- [Short task]
Pick up the article below on the Democrats in Congress urging Biden to withdraw, and keep writing it from the point where it stops.

Politics
The members of Congress pushing Biden to step aside are nearly all white. Reasons for a racial divide
A small but growing number of Democratic members of Congress — about 20 as of Friday afternoon — have publicly called on President Biden to withdraw from the presidential race.
Nearly all are white, and many are members of the moderate New Democrat Coalition. But Biden still has strong support from most of the Congressional Black Caucus, which boasts about 60 members of the House, and the Congressional Hispanic Caucus, with about 40.
His fate may depend on whether he can hold them.
The fear of many Democrats — whether they are saying so publicly or not — is not only that Biden will lose the White House but that he will also doom their chances of winning the Senate or the House of Representatives. Congressional leaders have carried their concerns to Biden, but they have no power to force him out, and they worry that an open conflict could be disastrous for the party.
Biden has scoffed at polls suggesting most Democratic voters believe he should step aside after his disastrous debate with former President Trump last month.
“I’m determined on running,” the president said at a news conference Thursday. “I’ve got to finish the job because there’s so much at stake.”
He said he would not reconsider unless aides told him “there’s no way you can win.”
In the middle are two leaders whose decisions may be key to his fate: former House Speaker Nancy Pelosi (D-San Francisco) and the old-school patriarch of the Black caucus, Rep. James E. Clyburn (D-S.C.).
Pelosi, who retired as Democratic leader in 2022, remains the party’s most respected political tactician. On Wednesday, she pointedly told Biden that he needs to make a considered decision whether to run or not — even though the president had already said his mind was made up.
“It’s up to the president to decide if he is going to run,” she said. “We’re all encouraging him to make that decision, because time is running short.”
Meanwhile, Clyburn has expressed full support for the president — but he has pointedly added that Biden still has time to reconsider.
“The conversation should focus on the record of this administration … and let Joe Biden continue to make his own decisions about the future,” Clyburn said Friday. “If he decides to change his mind later on, then we will respond to that.”

- [Extracted data]
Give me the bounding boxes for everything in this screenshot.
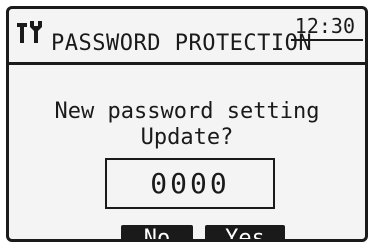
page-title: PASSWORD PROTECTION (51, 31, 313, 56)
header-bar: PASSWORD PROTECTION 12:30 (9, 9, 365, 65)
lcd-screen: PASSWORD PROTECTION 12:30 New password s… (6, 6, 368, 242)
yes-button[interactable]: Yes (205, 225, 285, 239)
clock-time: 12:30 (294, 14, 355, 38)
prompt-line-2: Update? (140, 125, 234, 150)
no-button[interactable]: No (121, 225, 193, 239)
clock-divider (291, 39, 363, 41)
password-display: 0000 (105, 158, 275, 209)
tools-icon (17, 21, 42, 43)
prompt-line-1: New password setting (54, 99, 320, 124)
--
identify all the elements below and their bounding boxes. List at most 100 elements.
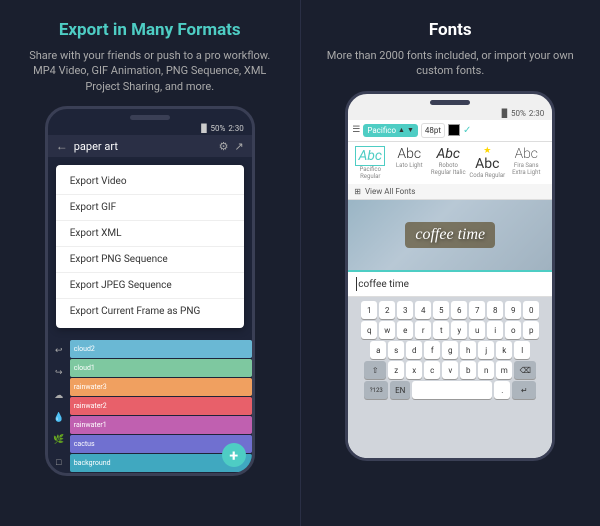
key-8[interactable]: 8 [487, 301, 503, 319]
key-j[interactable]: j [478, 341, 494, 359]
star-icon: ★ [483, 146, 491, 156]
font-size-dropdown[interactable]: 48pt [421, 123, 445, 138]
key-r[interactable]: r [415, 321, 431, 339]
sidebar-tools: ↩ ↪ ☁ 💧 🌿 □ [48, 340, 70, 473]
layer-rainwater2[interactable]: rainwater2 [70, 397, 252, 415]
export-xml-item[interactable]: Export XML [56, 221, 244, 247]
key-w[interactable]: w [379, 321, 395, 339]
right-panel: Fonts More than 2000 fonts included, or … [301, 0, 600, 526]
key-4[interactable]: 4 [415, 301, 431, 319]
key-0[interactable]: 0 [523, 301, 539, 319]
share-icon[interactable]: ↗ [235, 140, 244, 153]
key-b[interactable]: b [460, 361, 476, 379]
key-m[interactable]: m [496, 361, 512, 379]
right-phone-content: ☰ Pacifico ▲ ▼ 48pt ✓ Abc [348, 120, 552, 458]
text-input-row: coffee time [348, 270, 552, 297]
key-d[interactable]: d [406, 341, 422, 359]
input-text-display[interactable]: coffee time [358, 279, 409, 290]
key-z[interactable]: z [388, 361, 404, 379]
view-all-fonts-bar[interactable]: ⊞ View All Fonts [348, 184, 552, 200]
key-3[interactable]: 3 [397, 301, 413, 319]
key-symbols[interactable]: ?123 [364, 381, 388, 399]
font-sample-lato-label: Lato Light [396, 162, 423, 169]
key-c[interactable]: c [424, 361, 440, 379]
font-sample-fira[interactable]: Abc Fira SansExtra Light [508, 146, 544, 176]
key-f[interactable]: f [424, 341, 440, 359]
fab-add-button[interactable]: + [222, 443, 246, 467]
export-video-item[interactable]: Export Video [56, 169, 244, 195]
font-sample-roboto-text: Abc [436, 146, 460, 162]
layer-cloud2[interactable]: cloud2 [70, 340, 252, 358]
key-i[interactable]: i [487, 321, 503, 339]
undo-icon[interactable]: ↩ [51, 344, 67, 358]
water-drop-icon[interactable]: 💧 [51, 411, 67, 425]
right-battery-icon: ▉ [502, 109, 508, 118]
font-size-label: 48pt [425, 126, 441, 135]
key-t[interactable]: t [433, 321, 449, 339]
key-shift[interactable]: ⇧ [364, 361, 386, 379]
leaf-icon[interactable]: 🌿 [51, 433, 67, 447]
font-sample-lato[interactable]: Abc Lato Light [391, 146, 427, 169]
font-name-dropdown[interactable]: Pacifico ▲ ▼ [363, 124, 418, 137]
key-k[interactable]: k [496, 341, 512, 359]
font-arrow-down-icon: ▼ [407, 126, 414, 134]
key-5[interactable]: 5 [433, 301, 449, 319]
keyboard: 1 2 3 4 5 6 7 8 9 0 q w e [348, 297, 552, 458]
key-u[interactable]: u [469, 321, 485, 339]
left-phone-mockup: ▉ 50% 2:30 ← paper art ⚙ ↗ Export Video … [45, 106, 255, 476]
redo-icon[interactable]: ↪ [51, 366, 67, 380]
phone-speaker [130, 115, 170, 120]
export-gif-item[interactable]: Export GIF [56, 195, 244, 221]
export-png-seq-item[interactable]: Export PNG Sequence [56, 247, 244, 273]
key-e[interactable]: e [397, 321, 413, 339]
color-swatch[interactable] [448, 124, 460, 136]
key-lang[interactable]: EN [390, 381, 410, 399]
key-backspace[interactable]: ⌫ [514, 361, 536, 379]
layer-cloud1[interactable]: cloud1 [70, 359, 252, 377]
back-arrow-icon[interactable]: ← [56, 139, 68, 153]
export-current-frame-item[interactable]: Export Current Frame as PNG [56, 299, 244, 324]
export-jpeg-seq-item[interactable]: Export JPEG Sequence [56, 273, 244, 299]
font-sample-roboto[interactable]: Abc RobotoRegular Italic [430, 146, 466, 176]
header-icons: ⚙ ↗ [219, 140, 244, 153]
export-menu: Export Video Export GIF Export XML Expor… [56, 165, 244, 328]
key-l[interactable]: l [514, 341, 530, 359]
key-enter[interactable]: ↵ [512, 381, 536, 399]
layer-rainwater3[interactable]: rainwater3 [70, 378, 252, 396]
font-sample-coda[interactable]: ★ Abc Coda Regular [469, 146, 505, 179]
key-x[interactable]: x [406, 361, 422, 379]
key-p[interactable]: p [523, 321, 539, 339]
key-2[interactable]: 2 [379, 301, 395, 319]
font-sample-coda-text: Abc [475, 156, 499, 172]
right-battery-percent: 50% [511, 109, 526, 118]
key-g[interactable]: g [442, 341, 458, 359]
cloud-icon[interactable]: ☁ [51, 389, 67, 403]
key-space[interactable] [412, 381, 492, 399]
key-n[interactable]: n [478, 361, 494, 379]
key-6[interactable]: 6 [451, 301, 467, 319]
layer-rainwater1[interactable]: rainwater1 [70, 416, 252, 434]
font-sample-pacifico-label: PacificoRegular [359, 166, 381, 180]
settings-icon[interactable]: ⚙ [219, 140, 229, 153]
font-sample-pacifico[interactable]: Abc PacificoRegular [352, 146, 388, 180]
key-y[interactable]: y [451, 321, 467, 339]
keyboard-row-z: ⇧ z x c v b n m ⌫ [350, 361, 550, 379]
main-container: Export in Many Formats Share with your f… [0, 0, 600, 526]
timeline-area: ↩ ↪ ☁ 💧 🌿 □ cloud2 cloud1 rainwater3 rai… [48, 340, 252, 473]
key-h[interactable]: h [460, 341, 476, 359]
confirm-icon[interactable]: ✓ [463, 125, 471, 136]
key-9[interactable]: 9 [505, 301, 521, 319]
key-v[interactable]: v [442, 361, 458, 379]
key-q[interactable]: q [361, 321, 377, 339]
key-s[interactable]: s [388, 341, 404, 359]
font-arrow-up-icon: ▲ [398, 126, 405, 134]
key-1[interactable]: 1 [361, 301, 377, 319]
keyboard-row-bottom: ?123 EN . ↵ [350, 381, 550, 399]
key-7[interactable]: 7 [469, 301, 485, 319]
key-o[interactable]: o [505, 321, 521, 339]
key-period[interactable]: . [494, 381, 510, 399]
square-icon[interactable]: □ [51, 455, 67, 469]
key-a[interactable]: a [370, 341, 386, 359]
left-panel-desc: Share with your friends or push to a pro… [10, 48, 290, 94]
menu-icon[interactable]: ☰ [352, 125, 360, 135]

- [Solved problem]
Clyburn has also noted that he thinks Vice President Kamala Harris would make a fine candidate if the president pulls out.
A former congressional aide who’s in touch with Democratic leaders said Clyburn and others in the Black Caucus appear intent on ensuring that Harris will be next in line if Biden withdraws. “They’re making sure she’s the only alternative,” the former aide said. “The longer this goes on, the easier it will be to put her in.”
Clyburn has a special tie with Biden: In the 2020 primary race for the Democratic nomination, when Biden’s campaign was struggling, it was Clyburn who helped deliver a key victory in South Carolina thanks to overwhelming support from the state’s Black voters.
Even before that episode, Biden considered Black Democrats a cornerstone of his coalition, and he has remained attentive to their concerns. He named Harris, a Black senator, as his running mate, and appointed the Supreme Court’s first Black woman, Ketanji Brown Jackson. He waged a spirited fight for voting rights legislation that stood little chance of passage. He increased federal aid to historically Black colleges and universities.
And when his debate performance sparked panic among some Democrats, the first group he called for support was the Congressional Black Caucus.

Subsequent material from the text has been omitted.